Start of Data to use

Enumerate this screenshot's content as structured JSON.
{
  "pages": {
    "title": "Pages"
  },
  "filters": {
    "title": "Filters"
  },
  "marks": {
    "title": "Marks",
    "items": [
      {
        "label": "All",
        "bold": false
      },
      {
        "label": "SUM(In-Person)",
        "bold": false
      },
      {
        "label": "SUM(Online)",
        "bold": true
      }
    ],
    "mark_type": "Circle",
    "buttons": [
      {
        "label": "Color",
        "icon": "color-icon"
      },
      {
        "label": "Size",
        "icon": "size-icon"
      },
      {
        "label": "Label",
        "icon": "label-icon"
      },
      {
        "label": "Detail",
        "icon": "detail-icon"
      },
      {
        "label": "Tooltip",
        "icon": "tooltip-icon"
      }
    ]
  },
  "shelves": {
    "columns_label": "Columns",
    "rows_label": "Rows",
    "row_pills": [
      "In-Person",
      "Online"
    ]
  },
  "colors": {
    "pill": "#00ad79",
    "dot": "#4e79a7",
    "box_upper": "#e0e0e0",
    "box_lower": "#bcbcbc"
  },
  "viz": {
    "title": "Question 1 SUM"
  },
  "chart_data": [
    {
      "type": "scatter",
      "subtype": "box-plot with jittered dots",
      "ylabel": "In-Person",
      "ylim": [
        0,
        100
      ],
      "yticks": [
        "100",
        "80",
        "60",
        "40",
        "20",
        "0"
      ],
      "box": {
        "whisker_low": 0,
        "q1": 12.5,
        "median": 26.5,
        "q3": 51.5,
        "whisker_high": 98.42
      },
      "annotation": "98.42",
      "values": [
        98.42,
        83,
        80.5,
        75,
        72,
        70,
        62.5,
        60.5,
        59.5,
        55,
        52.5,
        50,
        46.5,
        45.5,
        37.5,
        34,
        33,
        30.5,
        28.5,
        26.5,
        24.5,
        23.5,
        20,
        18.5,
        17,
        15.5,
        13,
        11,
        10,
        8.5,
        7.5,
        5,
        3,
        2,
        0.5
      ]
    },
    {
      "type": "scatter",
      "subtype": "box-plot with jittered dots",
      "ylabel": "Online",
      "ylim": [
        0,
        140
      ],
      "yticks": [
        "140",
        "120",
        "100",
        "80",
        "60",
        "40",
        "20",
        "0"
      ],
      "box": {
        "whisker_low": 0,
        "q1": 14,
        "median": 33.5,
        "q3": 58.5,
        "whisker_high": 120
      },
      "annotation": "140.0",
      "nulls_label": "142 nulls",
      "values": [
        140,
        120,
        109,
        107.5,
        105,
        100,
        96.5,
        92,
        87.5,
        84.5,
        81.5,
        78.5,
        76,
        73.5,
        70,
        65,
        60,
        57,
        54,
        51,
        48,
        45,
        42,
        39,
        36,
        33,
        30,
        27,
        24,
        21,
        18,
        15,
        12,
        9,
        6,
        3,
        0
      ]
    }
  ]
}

End of Data to use

Given problem:
Make a verbatim copy of every entry shown above.

Response to the exercise:
Enumerate this screenshot's content as structured JSON.
{
  "pages": {
    "title": "Pages"
  },
  "filters": {
    "title": "Filters"
  },
  "marks": {
    "title": "Marks",
    "items": [
      {
        "label": "All",
        "bold": false
      },
      {
        "label": "SUM(In-Person)",
        "bold": false
      },
      {
        "label": "SUM(Online)",
        "bold": true
      }
    ],
    "mark_type": "Circle",
    "buttons": [
      {
        "label": "Color",
        "icon": "color-icon"
      },
      {
        "label": "Size",
        "icon": "size-icon"
      },
      {
        "label": "Label",
        "icon": "label-icon"
      },
      {
        "label": "Detail",
        "icon": "detail-icon"
      },
      {
        "label": "Tooltip",
        "icon": "tooltip-icon"
      }
    ]
  },
  "shelves": {
    "columns_label": "Columns",
    "rows_label": "Rows",
    "row_pills": [
      "In-Person",
      "Online"
    ]
  },
  "colors": {
    "pill": "#00ad79",
    "dot": "#4e79a7",
    "box_upper": "#e0e0e0",
    "box_lower": "#bcbcbc"
  },
  "viz": {
    "title": "Question 1 SUM"
  },
  "chart_data": [
    {
      "type": "scatter",
      "subtype": "box-plot with jittered dots",
      "ylabel": "In-Person",
      "ylim": [
        0,
        100
      ],
      "yticks": [
        "100",
        "80",
        "60",
        "40",
        "20",
        "0"
      ],
      "box": {
        "whisker_low": 0,
        "q1": 12.5,
        "median": 26.5,
        "q3": 51.5,
        "whisker_high": 98.42
      },
      "annotation": "98.42",
      "values": [
        98.42,
        83,
        80.5,
        75,
        72,
        70,
        62.5,
        60.5,
        59.5,
        55,
        52.5,
        50,
        46.5,
        45.5,
        37.5,
        34,
        33,
        30.5,
        28.5,
        26.5,
        24.5,
        23.5,
        20,
        18.5,
        17,
        15.5,
        13,
        11,
        10,
        8.5,
        7.5,
        5,
        3,
        2,
        0.5
      ]
    },
    {
      "type": "scatter",
      "subtype": "box-plot with jittered dots",
      "ylabel": "Online",
      "ylim": [
        0,
        140
      ],
      "yticks": [
        "140",
        "120",
        "100",
        "80",
        "60",
        "40",
        "20",
        "0"
      ],
      "box": {
        "whisker_low": 0,
        "q1": 14,
        "median": 33.5,
        "q3": 58.5,
        "whisker_high": 120
      },
      "annotation": "140.0",
      "nulls_label": "142 nulls",
      "values": [
        140,
        120,
        109,
        107.5,
        105,
        100,
        96.5,
        92,
        87.5,
        84.5,
        81.5,
        78.5,
        76,
        73.5,
        70,
        65,
        60,
        57,
        54,
        51,
        48,
        45,
        42,
        39,
        36,
        33,
        30,
        27,
        24,
        21,
        18,
        15,
        12,
        9,
        6,
        3,
        0
      ]
    }
  ]
}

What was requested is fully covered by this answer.